### GIVEN PROBLEM 1
From the ReportLab question below, list every name the code imports from reportlab.platypus.

### TEXT TO READ
List items missing when converting HTML to ReportLab

40 Views Asked by At

I am trying to convert some HTML into reportlab syntax so that I can generate a PDF. I have the following code which handles the conversion, but I when giving it nested lists, the item right before the nested list starts gets ommited in the final PDF. I have been trying for hours to fix this and I can't seem to understand why it happens.

import xml.sax as sax
from reportlab.platypus import Paragraph, PageBreak, Table, Preformatted, Image, Spacer
from reportlab.lib.pagesizes import A4
from bs4 import BeautifulSoup
import markdown2
import requests
from io import BytesIO
from PIL import Image as PILImage
import copy

def getColumnWidths(pageSize, pageMargin, columnCount):
    """Calculate the width of each column based on the page margin and number of columns"""
    available_width = pageSize[0] - (pageMargin + pageMargin)
    column_widths = [available_width / columnCount] * columnCount
    return column_widths

def html_to_rl(html, styleSheet, tableStyle, requestHeaders):
    converter = markdown2.Markdown(extras=["tables", "fenced-code-blocks"])
    html = BeautifulSoup(converter.convert(html), "html.parser").prettify()
    print(html)
    elements = list()

    class Handler(sax.ContentHandler):
        mode = ""
        buffer = ""
        listcounter = 0
        nesting_level = 0
        listtype = ""
        in_link = False
        elements = []
        list_stack = []
        in_pre = False  # Flag to indicate if inside a <pre> block (used for code blocks)
        in_code = False
        link_href = ""
        current_table_data = []  # Holds data for the current table being processed
        in_table = False  # Flag to indicate if inside a <table>

        def download_image(self, url, headers):
            """Download an image from the given URL and return the image data."""
            response = requests.get(url, headers=headers, stream=True)
            if response.status_code == 200:
                image_data = BytesIO(response.content)
                return image_data
            else:
                raise Exception("Failed to download image")
        
        def calculate_max_dimensions(self, page_size=A4, left_margin=40, right_margin=40, top_margin=80, bottom_margin=80):
            """Calculate the maximum dimensions available for the image."""
            max_width = page_size[0] - (left_margin + right_margin)
            max_height = page_size[1] - (top_margin + bottom_margin)
            return max_width, max_height

        def adjust_image_size(self, imageData, max_width, max_height):
            """
            Adjust the image size to fit within max_width and max_height while maintaining aspect ratio.
            This will add overhead but without this ReportLab will complain about image being too big to fit within the constraints
            """

### DATA FOR THE TASK
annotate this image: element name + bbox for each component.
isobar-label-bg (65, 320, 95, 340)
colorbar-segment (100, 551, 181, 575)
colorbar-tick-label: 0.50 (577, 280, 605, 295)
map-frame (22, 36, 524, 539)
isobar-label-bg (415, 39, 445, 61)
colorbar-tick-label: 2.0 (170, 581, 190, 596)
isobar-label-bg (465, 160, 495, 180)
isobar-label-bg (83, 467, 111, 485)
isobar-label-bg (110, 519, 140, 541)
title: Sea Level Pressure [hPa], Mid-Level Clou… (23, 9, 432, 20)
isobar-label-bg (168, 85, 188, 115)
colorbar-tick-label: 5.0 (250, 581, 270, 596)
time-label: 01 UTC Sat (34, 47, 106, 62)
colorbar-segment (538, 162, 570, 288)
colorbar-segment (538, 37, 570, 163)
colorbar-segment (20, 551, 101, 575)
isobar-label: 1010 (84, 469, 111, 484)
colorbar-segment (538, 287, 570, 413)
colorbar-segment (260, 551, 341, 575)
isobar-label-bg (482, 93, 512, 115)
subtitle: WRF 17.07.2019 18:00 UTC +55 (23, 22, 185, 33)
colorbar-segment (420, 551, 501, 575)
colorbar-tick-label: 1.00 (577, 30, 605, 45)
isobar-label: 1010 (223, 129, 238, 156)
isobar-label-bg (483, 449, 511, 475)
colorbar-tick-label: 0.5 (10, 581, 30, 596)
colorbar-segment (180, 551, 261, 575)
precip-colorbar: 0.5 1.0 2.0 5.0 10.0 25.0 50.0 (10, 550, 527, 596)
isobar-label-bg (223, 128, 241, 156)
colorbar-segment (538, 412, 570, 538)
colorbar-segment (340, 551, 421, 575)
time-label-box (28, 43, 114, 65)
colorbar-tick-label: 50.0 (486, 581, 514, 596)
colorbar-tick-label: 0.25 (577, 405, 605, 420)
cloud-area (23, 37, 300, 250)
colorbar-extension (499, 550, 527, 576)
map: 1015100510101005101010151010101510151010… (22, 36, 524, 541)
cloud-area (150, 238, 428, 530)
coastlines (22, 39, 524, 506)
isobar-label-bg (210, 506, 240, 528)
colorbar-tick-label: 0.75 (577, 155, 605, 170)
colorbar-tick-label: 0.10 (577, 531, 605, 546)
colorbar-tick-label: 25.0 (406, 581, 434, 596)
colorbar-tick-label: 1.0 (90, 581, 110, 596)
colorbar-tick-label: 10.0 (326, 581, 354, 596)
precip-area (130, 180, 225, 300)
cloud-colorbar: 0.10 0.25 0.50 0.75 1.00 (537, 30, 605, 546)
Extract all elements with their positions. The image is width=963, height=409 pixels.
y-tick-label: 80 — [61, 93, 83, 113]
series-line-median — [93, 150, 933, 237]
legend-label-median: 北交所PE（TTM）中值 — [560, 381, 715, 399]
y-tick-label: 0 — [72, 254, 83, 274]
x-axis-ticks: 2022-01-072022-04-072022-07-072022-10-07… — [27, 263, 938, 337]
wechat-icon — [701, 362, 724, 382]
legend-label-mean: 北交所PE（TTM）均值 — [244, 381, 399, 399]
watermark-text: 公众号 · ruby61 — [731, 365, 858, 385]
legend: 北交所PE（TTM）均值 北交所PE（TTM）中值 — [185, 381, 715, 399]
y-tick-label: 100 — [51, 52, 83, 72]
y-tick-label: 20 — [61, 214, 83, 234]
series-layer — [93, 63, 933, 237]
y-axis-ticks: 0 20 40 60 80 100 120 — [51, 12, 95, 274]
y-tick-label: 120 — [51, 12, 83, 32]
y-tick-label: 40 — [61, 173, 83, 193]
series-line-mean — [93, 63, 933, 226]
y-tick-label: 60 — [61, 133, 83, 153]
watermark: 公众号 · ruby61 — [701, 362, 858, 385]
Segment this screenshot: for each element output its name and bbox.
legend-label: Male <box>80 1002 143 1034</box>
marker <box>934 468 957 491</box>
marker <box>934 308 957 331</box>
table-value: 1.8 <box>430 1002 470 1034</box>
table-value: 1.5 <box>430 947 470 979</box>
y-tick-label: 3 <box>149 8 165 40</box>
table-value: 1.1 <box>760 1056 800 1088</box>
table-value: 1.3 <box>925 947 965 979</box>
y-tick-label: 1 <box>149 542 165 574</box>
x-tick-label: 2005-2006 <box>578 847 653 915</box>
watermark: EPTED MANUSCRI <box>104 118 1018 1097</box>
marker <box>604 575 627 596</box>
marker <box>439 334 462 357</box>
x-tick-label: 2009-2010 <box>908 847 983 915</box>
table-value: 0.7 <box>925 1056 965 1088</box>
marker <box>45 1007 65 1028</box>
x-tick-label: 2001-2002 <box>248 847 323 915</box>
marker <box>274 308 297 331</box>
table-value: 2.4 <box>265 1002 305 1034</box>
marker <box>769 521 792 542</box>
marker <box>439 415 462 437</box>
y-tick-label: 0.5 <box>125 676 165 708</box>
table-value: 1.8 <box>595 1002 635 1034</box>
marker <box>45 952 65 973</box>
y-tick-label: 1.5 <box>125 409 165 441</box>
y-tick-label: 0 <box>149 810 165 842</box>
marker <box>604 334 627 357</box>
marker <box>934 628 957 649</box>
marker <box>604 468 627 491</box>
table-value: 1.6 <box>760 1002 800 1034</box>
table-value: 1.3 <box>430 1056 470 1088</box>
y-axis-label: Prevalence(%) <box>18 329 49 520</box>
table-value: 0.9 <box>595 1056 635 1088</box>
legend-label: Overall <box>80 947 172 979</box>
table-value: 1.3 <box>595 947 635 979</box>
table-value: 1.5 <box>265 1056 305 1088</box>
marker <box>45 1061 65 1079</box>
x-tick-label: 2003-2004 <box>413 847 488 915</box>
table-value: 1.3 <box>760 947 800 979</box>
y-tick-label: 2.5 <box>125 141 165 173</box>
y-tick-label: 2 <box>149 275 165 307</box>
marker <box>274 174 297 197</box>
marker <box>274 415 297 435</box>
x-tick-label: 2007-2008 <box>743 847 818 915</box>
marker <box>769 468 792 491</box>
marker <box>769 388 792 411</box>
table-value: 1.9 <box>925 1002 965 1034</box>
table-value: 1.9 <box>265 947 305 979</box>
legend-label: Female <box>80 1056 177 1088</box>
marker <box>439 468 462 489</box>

### GIVEN PROBLEM 2
Render the stretch of the records from their start through the line containing "isobar-label-bg (415, 39, 445, 61)" as a JSON list of strings, one string per line, omitting blank lines.

### RIGHT ANSWER 1
Paragraph, PageBreak, Table, Preformatted, Image, Spacer

### RIGHT ANSWER 2
[
  "annotate this image: element name + bbox for each component.",
  "isobar-label-bg (65, 320, 95, 340)",
  "colorbar-segment (100, 551, 181, 575)",
  "colorbar-tick-label: 0.50 (577, 280, 605, 295)",
  "map-frame (22, 36, 524, 539)",
  "isobar-label-bg (415, 39, 445, 61)"
]